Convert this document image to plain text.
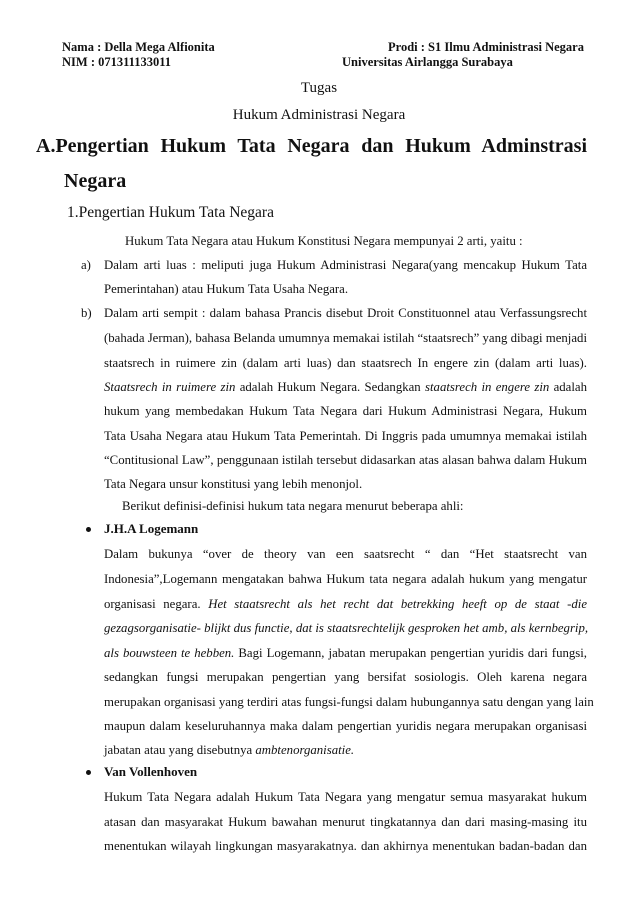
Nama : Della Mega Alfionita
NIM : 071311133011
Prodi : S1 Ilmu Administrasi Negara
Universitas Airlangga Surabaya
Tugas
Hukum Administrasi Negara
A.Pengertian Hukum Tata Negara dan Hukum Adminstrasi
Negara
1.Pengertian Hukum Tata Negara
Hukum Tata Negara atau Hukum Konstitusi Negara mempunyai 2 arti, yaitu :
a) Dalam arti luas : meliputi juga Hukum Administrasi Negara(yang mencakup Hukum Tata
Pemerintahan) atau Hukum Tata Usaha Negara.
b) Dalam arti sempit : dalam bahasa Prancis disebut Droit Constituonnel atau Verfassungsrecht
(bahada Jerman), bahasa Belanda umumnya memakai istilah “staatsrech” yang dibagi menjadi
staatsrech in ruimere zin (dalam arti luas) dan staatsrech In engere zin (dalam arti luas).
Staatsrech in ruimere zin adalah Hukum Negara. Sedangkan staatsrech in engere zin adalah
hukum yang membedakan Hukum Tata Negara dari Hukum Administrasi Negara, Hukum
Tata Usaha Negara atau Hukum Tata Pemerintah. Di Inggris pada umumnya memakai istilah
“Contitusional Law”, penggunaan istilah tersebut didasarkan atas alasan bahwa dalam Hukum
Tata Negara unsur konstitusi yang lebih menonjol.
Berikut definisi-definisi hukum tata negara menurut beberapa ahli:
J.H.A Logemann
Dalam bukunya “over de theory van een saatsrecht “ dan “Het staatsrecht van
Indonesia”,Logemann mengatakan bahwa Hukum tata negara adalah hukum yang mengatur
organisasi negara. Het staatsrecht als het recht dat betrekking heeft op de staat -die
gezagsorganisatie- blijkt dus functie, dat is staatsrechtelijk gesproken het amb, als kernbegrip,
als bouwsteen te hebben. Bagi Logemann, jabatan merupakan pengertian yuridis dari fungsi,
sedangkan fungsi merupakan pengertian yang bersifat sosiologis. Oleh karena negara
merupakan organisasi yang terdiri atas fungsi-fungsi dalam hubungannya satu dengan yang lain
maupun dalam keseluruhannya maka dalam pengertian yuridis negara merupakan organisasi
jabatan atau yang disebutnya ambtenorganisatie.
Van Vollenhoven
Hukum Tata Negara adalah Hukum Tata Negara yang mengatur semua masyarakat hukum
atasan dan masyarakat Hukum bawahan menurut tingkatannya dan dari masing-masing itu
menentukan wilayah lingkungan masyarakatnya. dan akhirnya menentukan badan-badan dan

* * *

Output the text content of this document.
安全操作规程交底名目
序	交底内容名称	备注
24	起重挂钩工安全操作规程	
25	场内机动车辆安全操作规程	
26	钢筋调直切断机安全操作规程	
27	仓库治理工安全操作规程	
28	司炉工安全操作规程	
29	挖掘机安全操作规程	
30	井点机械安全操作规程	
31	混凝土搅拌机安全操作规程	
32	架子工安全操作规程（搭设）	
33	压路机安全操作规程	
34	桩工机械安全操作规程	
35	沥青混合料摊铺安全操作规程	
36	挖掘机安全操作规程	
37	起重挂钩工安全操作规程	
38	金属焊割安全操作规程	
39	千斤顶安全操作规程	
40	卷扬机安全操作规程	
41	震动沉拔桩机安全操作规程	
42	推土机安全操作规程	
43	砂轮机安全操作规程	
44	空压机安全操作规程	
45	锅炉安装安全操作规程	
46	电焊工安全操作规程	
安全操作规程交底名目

...

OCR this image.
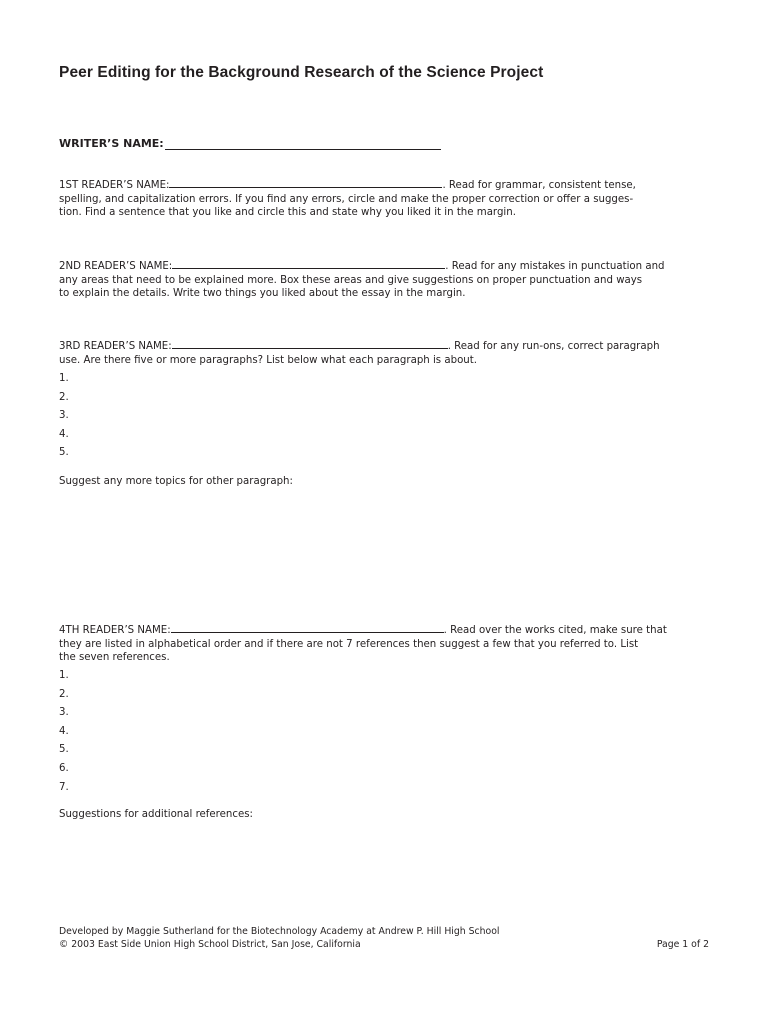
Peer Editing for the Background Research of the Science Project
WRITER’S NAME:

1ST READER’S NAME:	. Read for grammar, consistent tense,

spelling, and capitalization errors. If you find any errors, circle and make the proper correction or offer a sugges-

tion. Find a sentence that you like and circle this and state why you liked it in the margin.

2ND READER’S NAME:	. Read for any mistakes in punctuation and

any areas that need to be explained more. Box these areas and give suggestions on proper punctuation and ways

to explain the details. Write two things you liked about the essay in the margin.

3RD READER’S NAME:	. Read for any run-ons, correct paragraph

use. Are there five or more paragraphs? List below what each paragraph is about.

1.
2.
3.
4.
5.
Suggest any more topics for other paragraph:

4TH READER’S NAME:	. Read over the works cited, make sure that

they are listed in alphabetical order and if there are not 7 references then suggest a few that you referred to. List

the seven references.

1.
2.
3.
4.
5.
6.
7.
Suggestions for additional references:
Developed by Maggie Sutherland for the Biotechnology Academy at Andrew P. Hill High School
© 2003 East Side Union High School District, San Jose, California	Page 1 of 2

**Exercise task:** Find out how many lines in the listing contain the string "organisasi". Give the number alone.

**Result of the exercise:** 3